__What the exercise asks__: Each line of the listing that contains the word "JSON" is to be copied.

__Dataset rows__:
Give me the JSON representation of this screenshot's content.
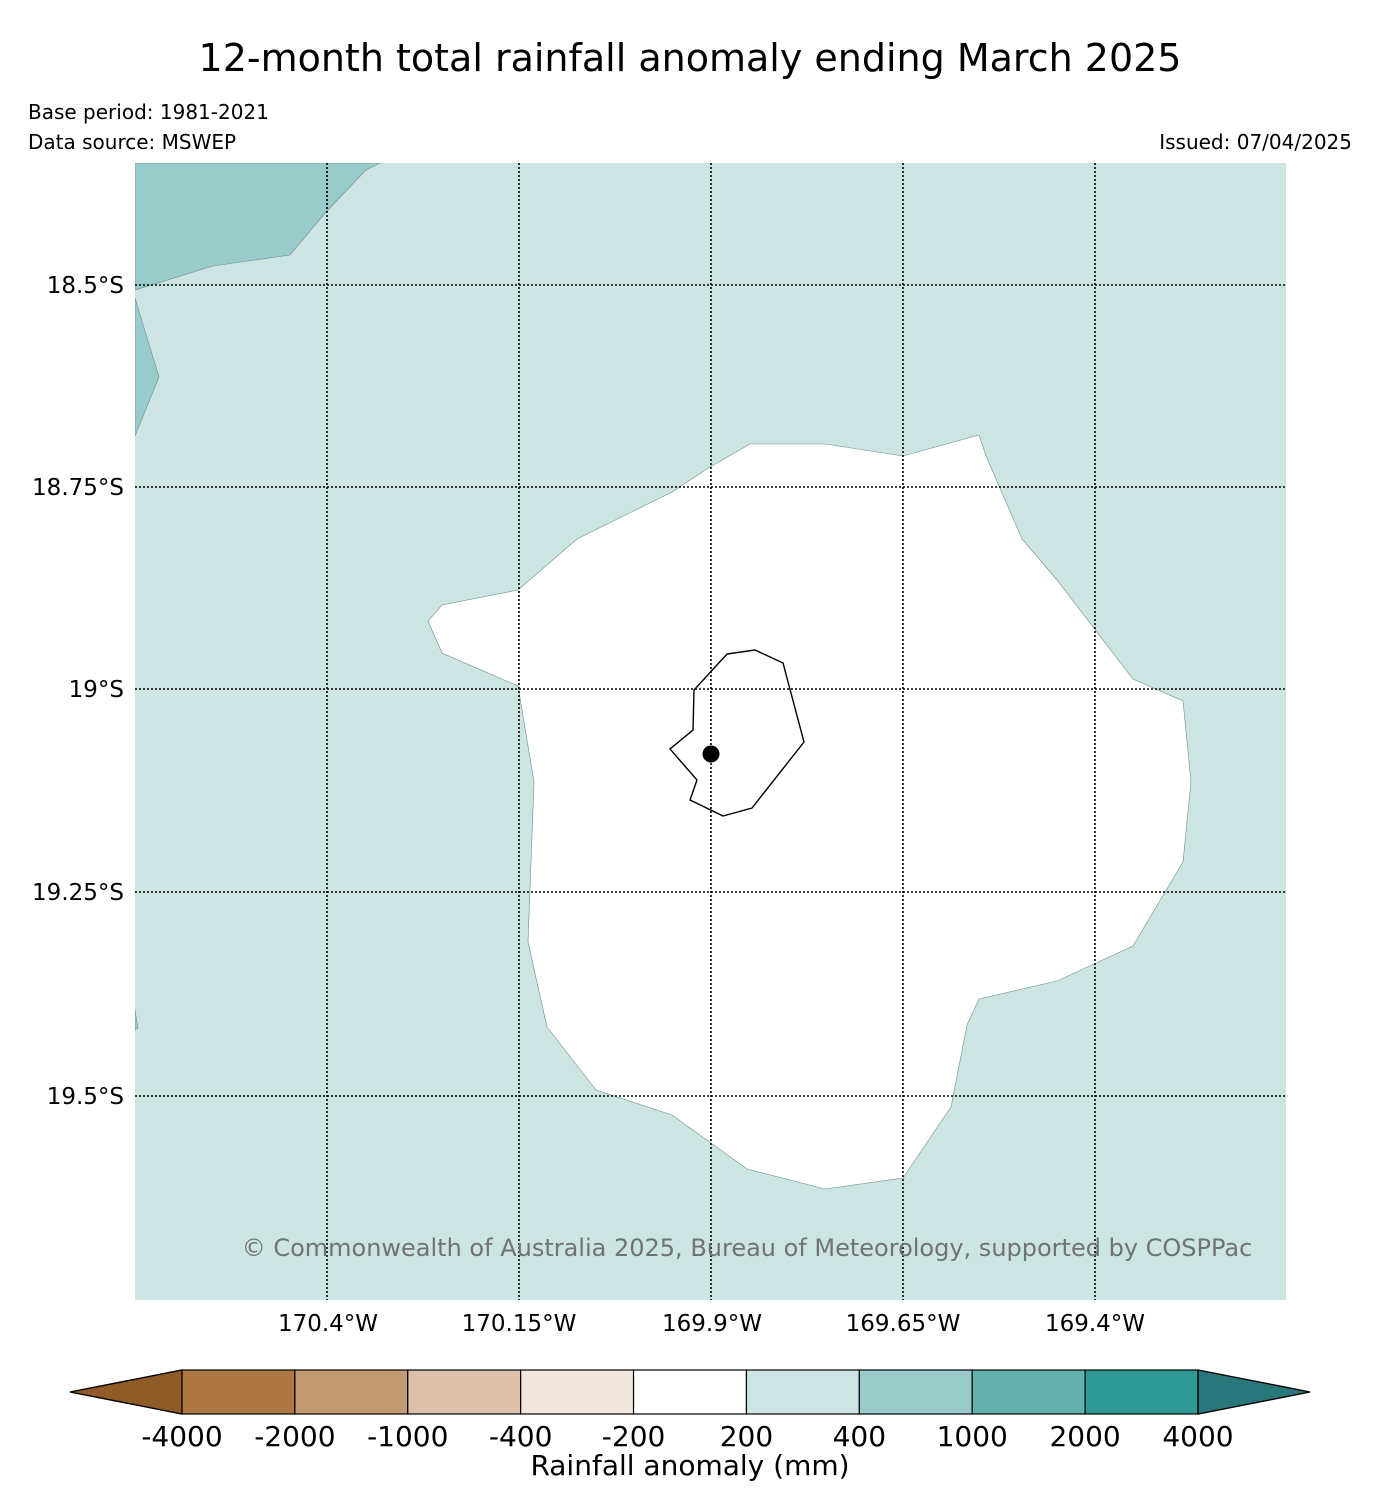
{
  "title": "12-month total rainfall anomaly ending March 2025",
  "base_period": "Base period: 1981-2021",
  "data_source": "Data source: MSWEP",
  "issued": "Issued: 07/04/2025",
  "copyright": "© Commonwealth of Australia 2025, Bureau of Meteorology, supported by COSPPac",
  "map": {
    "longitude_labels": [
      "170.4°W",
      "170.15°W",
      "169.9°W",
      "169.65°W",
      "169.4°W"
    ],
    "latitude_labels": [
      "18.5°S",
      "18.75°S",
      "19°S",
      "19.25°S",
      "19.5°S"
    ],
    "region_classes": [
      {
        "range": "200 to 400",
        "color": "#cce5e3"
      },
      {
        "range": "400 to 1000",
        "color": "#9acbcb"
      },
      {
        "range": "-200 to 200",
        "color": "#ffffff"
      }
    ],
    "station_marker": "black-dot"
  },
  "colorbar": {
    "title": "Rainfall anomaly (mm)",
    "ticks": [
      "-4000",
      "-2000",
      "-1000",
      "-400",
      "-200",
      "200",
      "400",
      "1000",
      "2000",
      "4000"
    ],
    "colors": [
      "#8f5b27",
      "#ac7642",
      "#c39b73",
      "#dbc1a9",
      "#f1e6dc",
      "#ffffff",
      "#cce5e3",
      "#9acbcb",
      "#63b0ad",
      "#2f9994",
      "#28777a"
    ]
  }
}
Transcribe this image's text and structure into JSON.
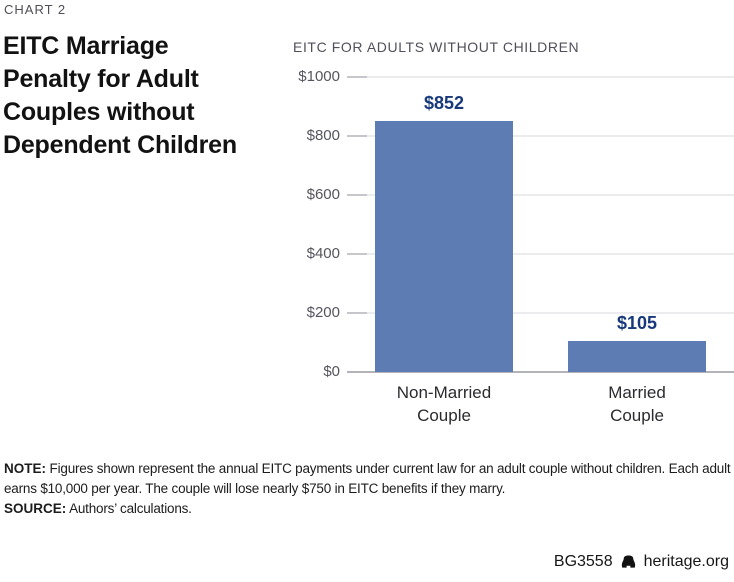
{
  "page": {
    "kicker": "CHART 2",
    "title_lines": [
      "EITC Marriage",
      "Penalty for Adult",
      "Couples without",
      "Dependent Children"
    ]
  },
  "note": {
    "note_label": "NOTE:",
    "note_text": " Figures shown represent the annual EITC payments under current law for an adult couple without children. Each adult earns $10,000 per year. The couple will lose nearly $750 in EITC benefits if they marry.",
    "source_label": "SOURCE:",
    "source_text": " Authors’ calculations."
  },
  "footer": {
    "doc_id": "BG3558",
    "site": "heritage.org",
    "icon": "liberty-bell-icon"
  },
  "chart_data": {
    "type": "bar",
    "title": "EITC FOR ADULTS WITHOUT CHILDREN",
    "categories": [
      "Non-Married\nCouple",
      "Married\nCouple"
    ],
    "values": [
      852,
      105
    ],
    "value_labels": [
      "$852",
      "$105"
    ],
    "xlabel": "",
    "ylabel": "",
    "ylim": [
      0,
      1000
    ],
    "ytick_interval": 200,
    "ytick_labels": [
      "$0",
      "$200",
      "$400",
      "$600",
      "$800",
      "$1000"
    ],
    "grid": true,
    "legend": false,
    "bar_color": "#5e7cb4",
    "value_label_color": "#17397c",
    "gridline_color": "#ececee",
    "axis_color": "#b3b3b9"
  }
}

__The reply__:
Give me the JSON representation of this screenshot's content.
Transcribe this image's text and structure into JSON.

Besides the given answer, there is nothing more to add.